**REQUIREMENTS:**
Gather all lines from the material that contain the word "name".

— BEGIN INPUT —

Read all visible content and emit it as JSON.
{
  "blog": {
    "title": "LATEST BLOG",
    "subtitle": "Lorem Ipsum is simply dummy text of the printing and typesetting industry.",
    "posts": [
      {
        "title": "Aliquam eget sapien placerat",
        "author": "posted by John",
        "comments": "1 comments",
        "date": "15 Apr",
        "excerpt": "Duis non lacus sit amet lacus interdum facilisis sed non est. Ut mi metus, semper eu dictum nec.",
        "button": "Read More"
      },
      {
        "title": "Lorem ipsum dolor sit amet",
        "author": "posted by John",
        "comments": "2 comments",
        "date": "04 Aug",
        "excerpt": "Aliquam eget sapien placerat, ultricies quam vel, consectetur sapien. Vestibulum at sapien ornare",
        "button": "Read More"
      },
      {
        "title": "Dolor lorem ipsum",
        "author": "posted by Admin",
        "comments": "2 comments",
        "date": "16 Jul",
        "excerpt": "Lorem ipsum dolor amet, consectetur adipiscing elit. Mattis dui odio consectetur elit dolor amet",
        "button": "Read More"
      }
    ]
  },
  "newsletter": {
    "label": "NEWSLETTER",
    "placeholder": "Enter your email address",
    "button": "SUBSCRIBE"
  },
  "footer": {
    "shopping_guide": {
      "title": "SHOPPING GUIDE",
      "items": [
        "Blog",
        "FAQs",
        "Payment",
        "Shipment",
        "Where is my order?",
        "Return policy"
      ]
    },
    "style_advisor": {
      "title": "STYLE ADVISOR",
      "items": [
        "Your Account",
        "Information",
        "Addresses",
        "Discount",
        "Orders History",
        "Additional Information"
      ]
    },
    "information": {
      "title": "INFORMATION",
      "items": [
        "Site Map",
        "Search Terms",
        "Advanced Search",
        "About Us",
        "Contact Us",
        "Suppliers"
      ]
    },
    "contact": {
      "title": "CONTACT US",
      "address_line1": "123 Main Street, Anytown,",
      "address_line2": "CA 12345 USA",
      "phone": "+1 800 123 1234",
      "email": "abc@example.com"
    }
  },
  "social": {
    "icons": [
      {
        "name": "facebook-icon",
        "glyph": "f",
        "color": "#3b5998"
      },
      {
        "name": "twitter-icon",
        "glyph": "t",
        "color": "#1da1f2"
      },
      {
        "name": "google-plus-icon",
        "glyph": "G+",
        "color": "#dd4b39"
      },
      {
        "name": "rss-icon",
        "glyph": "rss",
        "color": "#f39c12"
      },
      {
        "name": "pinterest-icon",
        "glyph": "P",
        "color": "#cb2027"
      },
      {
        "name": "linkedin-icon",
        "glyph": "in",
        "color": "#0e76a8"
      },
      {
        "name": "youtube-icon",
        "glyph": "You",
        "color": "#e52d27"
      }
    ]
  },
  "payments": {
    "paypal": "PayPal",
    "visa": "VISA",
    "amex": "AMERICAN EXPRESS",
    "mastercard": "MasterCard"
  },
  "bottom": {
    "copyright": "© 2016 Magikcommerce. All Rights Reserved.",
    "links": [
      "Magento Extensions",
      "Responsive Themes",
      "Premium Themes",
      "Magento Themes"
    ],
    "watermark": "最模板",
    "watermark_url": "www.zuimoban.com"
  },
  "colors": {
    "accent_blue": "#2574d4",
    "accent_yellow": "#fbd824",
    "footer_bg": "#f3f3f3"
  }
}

— END INPUT —

**SOLUTION FOR THIS PROBLEM:**
        "name": "facebook-icon",
        "name": "twitter-icon",
        "name": "google-plus-icon",
        "name": "rss-icon",
        "name": "pinterest-icon",
        "name": "linkedin-icon",
        "name": "youtube-icon",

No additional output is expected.